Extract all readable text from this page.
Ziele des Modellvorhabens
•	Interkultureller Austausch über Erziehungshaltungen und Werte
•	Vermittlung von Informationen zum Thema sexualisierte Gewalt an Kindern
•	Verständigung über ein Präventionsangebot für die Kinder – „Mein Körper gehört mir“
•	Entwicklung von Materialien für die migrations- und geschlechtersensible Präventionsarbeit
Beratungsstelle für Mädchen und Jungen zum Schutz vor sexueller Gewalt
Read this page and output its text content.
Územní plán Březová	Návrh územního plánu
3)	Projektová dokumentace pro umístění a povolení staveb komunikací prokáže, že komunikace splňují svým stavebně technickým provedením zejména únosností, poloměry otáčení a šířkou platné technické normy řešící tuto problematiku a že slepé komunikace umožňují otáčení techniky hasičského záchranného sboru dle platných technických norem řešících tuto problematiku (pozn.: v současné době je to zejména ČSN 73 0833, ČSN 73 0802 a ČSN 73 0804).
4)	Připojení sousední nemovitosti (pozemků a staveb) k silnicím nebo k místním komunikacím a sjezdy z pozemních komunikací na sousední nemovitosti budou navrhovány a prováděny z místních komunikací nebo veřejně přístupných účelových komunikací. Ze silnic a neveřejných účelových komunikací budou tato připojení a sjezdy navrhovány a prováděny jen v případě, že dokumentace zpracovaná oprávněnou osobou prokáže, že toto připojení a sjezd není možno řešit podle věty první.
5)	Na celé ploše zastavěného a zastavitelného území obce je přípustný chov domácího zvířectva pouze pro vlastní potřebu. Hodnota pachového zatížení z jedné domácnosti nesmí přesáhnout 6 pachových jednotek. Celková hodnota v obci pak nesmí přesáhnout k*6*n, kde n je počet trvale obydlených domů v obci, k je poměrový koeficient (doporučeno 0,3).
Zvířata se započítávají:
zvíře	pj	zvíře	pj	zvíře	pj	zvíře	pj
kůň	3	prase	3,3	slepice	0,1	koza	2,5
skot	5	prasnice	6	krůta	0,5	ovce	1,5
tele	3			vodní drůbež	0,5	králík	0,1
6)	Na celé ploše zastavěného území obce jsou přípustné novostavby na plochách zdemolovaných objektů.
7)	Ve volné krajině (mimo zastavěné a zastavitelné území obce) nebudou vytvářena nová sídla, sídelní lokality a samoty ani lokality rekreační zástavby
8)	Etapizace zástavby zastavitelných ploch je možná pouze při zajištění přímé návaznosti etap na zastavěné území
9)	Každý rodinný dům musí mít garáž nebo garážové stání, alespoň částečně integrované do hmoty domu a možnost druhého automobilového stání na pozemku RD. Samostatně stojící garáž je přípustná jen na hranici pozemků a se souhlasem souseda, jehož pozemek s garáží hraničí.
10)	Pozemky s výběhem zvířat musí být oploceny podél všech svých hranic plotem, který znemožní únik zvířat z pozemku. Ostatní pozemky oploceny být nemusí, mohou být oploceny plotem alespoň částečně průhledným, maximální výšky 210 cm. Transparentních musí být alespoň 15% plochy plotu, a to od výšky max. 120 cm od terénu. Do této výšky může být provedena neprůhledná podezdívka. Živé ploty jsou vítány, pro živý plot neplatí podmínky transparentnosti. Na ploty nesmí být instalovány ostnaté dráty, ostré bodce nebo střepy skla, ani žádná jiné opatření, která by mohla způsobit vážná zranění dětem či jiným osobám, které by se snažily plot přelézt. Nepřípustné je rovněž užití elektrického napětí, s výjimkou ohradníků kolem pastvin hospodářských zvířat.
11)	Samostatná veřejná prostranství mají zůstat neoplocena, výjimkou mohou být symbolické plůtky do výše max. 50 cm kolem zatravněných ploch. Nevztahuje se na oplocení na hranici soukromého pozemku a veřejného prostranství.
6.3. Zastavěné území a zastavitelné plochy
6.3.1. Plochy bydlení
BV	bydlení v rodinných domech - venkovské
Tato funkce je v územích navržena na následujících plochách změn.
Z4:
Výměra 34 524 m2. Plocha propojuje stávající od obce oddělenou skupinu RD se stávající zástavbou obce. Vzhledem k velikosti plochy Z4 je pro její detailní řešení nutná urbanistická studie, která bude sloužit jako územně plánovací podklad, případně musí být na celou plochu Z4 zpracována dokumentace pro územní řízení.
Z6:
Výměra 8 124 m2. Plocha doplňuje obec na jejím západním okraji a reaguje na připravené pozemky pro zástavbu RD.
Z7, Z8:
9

- _The exercise_: Set down all of the entries exactly, please.

- _Task output_:
Extract all readable text from this page.
Ziele des Modellvorhabens
•	Interkultureller Austausch über Erziehungshaltungen und Werte
•	Vermittlung von Informationen zum Thema sexualisierte Gewalt an Kindern
•	Verständigung über ein Präventionsangebot für die Kinder – „Mein Körper gehört mir“
•	Entwicklung von Materialien für die migrations- und geschlechtersensible Präventionsarbeit
Beratungsstelle für Mädchen und Jungen zum Schutz vor sexueller Gewalt
Read this page and output its text content.
Územní plán Březová	Návrh územního plánu
3)	Projektová dokumentace pro umístění a povolení staveb komunikací prokáže, že komunikace splňují svým stavebně technickým provedením zejména únosností, poloměry otáčení a šířkou platné technické normy řešící tuto problematiku a že slepé komunikace umožňují otáčení techniky hasičského záchranného sboru dle platných technických norem řešících tuto problematiku (pozn.: v současné době je to zejména ČSN 73 0833, ČSN 73 0802 a ČSN 73 0804).
4)	Připojení sousední nemovitosti (pozemků a staveb) k silnicím nebo k místním komunikacím a sjezdy z pozemních komunikací na sousední nemovitosti budou navrhovány a prováděny z místních komunikací nebo veřejně přístupných účelových komunikací. Ze silnic a neveřejných účelových komunikací budou tato připojení a sjezdy navrhovány a prováděny jen v případě, že dokumentace zpracovaná oprávněnou osobou prokáže, že toto připojení a sjezd není možno řešit podle věty první.
5)	Na celé ploše zastavěného a zastavitelného území obce je přípustný chov domácího zvířectva pouze pro vlastní potřebu. Hodnota pachového zatížení z jedné domácnosti nesmí přesáhnout 6 pachových jednotek. Celková hodnota v obci pak nesmí přesáhnout k*6*n, kde n je počet trvale obydlených domů v obci, k je poměrový koeficient (doporučeno 0,3).
Zvířata se započítávají:
zvíře	pj	zvíře	pj	zvíře	pj	zvíře	pj
kůň	3	prase	3,3	slepice	0,1	koza	2,5
skot	5	prasnice	6	krůta	0,5	ovce	1,5
tele	3			vodní drůbež	0,5	králík	0,1
6)	Na celé ploše zastavěného území obce jsou přípustné novostavby na plochách zdemolovaných objektů.
7)	Ve volné krajině (mimo zastavěné a zastavitelné území obce) nebudou vytvářena nová sídla, sídelní lokality a samoty ani lokality rekreační zástavby
8)	Etapizace zástavby zastavitelných ploch je možná pouze při zajištění přímé návaznosti etap na zastavěné území
9)	Každý rodinný dům musí mít garáž nebo garážové stání, alespoň částečně integrované do hmoty domu a možnost druhého automobilového stání na pozemku RD. Samostatně stojící garáž je přípustná jen na hranici pozemků a se souhlasem souseda, jehož pozemek s garáží hraničí.
10)	Pozemky s výběhem zvířat musí být oploceny podél všech svých hranic plotem, který znemožní únik zvířat z pozemku. Ostatní pozemky oploceny být nemusí, mohou být oploceny plotem alespoň částečně průhledným, maximální výšky 210 cm. Transparentních musí být alespoň 15% plochy plotu, a to od výšky max. 120 cm od terénu. Do této výšky může být provedena neprůhledná podezdívka. Živé ploty jsou vítány, pro živý plot neplatí podmínky transparentnosti. Na ploty nesmí být instalovány ostnaté dráty, ostré bodce nebo střepy skla, ani žádná jiné opatření, která by mohla způsobit vážná zranění dětem či jiným osobám, které by se snažily plot přelézt. Nepřípustné je rovněž užití elektrického napětí, s výjimkou ohradníků kolem pastvin hospodářských zvířat.
11)	Samostatná veřejná prostranství mají zůstat neoplocena, výjimkou mohou být symbolické plůtky do výše max. 50 cm kolem zatravněných ploch. Nevztahuje se na oplocení na hranici soukromého pozemku a veřejného prostranství.
6.3. Zastavěné území a zastavitelné plochy
6.3.1. Plochy bydlení
BV	bydlení v rodinných domech - venkovské
Tato funkce je v územích navržena na následujících plochách změn.
Z4:
Výměra 34 524 m2. Plocha propojuje stávající od obce oddělenou skupinu RD se stávající zástavbou obce. Vzhledem k velikosti plochy Z4 je pro její detailní řešení nutná urbanistická studie, která bude sloužit jako územně plánovací podklad, případně musí být na celou plochu Z4 zpracována dokumentace pro územní řízení.
Z6:
Výměra 8 124 m2. Plocha doplňuje obec na jejím západním okraji a reaguje na připravené pozemky pro zástavbu RD.
Z7, Z8:
9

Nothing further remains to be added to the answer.